Your task
In the material below, identify each line bearing the word "name". Reproduce those lines.

Record set
+ + + +

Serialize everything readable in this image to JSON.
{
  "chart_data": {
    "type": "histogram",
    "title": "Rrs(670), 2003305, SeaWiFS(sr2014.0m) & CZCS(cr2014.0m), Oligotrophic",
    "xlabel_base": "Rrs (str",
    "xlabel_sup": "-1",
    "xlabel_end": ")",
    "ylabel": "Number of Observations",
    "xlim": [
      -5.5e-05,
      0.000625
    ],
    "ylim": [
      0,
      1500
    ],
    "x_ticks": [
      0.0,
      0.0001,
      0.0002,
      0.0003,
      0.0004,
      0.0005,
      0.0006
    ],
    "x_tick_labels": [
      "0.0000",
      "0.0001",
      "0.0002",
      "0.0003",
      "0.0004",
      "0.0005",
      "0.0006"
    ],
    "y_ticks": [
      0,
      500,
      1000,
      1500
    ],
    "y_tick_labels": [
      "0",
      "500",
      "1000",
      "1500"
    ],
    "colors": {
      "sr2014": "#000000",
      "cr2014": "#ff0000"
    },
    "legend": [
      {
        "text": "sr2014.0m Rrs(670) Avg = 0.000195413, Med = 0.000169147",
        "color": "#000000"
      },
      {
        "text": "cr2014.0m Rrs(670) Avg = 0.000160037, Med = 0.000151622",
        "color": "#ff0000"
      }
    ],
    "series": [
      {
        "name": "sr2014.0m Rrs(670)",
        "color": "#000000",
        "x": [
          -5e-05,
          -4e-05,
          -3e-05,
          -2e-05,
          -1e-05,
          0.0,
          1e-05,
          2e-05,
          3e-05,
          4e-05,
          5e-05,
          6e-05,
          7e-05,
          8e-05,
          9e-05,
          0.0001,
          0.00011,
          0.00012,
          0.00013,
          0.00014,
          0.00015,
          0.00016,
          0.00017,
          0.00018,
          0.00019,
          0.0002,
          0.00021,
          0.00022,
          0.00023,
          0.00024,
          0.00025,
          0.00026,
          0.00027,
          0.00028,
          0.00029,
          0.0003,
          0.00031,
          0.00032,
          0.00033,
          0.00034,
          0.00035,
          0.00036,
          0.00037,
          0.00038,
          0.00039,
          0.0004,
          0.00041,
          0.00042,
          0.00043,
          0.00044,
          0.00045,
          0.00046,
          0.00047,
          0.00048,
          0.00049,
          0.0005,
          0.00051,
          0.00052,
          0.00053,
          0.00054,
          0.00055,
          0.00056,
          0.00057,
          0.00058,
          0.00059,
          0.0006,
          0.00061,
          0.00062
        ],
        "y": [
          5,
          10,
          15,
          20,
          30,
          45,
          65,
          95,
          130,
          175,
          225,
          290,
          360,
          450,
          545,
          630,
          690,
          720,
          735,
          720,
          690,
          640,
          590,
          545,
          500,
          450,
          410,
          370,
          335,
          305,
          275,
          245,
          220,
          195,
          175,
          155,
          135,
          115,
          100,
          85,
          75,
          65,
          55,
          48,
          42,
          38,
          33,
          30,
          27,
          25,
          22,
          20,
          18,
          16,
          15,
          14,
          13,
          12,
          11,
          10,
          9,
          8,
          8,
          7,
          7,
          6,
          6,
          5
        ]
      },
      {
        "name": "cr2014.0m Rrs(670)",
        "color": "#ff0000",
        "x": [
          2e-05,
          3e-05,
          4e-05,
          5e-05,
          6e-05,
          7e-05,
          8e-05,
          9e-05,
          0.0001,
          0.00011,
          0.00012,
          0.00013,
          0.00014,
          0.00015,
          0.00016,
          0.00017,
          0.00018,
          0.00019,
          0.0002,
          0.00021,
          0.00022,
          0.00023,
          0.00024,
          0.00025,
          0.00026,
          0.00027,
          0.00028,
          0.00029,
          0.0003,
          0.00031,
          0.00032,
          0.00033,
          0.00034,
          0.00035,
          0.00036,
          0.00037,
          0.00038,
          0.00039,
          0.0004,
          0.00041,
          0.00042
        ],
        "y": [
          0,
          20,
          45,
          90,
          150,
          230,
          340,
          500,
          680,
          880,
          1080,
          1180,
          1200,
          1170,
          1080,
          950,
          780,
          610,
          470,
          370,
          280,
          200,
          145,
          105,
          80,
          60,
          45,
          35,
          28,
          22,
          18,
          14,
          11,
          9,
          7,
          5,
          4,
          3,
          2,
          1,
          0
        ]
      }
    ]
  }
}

+ + + +

Correct output
        "name": "sr2014.0m Rrs(670)",
        "name": "cr2014.0m Rrs(670)",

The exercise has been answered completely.